*The exercise*
Reproduce all lines of the listing below in which the word "highlight" occurs.

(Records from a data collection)
- - - - - - -

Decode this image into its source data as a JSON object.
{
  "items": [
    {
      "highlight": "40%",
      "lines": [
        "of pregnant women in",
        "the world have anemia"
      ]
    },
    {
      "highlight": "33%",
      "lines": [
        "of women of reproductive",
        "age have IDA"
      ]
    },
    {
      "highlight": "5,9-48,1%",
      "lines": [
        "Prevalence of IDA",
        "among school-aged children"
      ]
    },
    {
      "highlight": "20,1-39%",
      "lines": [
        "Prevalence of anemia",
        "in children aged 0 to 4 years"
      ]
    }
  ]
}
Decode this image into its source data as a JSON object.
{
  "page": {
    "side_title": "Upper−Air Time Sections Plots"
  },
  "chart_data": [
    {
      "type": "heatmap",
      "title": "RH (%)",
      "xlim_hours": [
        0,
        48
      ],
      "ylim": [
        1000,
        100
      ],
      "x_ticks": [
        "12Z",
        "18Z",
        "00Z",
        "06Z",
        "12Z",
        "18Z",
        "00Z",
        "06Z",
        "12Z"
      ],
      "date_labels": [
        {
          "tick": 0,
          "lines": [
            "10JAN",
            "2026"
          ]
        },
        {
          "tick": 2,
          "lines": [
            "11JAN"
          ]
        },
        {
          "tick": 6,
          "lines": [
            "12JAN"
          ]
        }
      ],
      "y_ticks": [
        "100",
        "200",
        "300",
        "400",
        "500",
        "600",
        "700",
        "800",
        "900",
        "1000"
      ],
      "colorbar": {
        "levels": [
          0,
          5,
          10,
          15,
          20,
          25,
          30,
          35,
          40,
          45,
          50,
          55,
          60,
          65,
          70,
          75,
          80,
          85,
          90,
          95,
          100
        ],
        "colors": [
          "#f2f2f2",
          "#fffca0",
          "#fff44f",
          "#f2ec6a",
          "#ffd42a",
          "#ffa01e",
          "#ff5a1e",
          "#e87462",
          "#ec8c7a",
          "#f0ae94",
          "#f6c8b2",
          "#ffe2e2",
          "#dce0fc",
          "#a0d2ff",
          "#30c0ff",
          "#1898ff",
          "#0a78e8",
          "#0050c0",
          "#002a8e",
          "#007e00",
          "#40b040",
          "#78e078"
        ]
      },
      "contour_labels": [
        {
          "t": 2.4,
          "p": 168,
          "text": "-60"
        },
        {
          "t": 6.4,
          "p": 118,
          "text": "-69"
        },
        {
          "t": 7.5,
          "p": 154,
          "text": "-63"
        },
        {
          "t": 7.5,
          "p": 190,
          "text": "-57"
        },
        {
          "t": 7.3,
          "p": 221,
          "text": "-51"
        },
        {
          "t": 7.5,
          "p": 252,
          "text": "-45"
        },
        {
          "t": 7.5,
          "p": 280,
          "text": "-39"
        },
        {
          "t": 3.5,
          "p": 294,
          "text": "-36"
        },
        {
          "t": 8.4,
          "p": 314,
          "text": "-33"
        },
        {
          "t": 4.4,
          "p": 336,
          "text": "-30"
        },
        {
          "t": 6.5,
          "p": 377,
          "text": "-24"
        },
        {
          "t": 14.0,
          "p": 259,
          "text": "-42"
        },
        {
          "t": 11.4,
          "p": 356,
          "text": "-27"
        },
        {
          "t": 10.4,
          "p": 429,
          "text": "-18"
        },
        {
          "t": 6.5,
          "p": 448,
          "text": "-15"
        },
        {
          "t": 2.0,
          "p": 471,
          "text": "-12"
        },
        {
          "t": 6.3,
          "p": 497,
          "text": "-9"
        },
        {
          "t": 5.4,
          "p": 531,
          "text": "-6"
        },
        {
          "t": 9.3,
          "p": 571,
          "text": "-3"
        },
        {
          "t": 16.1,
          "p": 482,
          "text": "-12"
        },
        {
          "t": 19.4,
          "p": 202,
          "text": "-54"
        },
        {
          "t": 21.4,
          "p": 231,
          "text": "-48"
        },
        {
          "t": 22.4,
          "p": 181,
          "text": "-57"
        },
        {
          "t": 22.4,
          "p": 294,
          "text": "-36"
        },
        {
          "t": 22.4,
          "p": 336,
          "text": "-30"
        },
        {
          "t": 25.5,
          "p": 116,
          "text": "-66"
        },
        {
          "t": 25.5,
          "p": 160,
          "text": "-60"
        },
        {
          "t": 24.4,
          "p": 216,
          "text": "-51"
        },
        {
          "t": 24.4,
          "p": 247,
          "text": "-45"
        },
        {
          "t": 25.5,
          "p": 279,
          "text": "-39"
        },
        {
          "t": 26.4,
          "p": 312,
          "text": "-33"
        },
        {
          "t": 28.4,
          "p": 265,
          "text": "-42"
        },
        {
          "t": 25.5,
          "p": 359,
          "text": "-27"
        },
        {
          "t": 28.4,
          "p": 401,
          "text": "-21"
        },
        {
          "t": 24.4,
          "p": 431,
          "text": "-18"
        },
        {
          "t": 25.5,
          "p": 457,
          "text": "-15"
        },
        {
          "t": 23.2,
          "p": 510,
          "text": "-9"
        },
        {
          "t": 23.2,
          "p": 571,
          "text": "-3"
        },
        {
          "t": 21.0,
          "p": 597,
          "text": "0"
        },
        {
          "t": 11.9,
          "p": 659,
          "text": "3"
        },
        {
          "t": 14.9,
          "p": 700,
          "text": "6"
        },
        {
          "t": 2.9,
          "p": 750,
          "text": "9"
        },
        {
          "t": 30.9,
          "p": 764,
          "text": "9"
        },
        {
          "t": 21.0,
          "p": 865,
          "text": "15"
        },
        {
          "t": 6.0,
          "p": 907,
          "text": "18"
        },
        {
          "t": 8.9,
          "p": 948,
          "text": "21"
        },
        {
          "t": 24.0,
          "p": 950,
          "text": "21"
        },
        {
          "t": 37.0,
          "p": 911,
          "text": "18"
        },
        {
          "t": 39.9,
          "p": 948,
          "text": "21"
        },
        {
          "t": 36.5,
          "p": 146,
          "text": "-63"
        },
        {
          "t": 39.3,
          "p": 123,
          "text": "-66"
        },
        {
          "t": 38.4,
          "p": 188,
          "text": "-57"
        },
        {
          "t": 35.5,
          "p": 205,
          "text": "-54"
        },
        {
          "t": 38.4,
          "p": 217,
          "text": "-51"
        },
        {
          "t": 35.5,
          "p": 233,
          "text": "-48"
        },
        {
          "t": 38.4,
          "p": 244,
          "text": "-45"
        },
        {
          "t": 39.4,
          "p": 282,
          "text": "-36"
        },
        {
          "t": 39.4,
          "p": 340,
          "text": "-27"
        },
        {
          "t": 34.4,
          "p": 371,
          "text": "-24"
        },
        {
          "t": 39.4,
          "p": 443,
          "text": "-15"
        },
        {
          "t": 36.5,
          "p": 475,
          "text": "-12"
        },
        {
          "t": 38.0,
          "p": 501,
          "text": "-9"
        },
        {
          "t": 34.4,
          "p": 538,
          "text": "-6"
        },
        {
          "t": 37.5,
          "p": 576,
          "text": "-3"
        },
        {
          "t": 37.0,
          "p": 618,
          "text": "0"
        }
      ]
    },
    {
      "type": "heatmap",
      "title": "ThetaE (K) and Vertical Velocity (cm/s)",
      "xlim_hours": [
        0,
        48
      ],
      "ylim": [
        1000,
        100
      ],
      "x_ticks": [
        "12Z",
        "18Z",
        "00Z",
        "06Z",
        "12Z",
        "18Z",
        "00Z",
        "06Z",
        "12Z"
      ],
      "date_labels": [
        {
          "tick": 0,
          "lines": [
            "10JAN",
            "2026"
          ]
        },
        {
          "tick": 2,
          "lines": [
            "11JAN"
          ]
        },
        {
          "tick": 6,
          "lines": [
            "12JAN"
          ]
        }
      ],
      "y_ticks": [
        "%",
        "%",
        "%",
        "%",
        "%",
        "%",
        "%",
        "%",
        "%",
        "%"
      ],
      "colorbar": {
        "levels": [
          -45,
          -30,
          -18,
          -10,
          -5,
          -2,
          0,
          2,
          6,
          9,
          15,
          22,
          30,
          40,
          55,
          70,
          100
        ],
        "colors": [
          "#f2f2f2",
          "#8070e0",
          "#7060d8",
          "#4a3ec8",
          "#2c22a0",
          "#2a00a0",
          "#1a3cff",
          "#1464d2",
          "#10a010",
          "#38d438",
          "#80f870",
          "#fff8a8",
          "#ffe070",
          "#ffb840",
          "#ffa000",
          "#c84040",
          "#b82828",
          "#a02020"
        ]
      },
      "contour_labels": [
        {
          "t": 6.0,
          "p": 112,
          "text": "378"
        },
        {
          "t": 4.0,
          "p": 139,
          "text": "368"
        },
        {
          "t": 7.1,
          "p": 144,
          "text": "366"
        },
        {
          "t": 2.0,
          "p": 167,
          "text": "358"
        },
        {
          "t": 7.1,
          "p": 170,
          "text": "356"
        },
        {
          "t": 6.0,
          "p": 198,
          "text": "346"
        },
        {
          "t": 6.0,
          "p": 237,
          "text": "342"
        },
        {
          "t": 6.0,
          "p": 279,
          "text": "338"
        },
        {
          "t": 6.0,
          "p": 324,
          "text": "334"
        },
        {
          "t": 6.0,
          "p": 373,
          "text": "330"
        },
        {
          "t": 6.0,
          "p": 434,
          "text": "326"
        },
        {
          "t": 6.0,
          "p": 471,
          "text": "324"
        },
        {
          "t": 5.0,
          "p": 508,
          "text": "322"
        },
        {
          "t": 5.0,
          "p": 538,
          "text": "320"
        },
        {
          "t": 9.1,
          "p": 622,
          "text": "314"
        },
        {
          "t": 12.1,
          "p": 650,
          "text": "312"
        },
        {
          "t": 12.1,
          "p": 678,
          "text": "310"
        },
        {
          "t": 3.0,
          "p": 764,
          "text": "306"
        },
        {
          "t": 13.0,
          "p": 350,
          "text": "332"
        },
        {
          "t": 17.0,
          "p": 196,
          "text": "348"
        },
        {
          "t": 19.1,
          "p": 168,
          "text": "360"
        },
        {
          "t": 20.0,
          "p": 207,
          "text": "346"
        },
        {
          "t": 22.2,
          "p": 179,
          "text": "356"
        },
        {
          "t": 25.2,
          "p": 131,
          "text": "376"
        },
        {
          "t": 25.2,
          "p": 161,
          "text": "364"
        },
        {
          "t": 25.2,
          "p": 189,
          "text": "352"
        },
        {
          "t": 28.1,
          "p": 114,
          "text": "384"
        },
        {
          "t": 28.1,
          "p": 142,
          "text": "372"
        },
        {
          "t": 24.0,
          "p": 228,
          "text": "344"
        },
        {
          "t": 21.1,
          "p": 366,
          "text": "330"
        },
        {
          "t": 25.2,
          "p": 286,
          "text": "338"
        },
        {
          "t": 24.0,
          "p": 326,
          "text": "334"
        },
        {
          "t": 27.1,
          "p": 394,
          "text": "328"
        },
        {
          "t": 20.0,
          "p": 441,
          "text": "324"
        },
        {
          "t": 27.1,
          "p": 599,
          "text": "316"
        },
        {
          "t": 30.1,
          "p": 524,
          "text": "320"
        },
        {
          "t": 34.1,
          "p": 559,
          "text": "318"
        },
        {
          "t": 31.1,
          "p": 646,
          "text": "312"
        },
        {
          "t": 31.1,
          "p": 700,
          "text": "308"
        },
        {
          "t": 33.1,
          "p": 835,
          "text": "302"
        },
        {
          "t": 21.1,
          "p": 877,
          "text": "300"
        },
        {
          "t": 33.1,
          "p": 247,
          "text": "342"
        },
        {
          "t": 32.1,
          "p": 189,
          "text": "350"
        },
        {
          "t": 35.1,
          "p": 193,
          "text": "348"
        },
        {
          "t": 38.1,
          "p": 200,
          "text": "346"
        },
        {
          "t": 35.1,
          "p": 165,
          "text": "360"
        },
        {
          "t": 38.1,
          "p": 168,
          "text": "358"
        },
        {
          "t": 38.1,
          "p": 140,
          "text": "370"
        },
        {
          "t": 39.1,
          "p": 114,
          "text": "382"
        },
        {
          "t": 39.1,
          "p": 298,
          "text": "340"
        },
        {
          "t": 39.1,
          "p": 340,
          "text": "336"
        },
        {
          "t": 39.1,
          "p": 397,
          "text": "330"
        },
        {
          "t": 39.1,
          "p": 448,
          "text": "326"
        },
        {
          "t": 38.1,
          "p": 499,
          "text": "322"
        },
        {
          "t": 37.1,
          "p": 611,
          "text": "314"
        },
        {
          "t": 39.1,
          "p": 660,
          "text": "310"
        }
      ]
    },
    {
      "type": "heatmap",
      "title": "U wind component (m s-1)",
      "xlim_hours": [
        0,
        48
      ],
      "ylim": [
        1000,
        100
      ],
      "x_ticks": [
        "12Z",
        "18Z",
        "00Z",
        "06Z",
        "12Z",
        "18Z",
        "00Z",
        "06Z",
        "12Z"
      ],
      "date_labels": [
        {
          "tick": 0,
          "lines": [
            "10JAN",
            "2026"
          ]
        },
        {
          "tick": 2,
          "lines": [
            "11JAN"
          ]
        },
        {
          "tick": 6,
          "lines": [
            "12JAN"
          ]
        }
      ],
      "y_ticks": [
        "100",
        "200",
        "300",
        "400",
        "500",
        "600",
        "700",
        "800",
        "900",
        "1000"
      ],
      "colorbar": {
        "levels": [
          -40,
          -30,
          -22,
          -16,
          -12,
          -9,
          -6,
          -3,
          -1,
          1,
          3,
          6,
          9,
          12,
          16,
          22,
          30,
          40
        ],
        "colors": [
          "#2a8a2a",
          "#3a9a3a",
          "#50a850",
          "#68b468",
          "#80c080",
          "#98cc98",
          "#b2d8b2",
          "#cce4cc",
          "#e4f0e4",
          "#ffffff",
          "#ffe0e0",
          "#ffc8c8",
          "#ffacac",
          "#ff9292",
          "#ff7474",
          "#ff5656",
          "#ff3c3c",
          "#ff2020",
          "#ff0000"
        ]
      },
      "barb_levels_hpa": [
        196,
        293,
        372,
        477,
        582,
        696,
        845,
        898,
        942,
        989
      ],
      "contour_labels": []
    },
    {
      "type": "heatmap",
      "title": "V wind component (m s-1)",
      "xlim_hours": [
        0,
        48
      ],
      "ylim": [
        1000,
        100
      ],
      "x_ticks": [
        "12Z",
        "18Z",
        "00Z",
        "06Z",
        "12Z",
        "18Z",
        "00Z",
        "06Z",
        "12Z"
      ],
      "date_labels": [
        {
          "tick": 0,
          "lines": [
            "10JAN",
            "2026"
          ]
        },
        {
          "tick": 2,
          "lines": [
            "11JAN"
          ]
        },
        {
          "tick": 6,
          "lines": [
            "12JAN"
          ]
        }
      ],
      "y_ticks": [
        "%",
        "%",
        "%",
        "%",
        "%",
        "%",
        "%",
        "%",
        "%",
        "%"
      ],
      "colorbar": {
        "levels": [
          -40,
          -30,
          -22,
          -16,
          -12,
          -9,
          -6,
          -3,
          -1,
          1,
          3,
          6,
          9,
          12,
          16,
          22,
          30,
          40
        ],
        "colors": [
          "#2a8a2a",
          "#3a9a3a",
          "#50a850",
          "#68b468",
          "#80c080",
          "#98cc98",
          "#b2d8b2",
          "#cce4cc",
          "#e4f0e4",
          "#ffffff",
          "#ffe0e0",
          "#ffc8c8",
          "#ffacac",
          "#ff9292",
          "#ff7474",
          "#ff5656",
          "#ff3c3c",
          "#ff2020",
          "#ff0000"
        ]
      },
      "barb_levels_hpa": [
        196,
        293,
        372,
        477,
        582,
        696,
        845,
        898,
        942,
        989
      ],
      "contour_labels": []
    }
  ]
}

- - - - - - -

*Exercise response*
      "highlight": "40%",
      "highlight": "33%",
      "highlight": "5,9-48,1%",
      "highlight": "20,1-39%",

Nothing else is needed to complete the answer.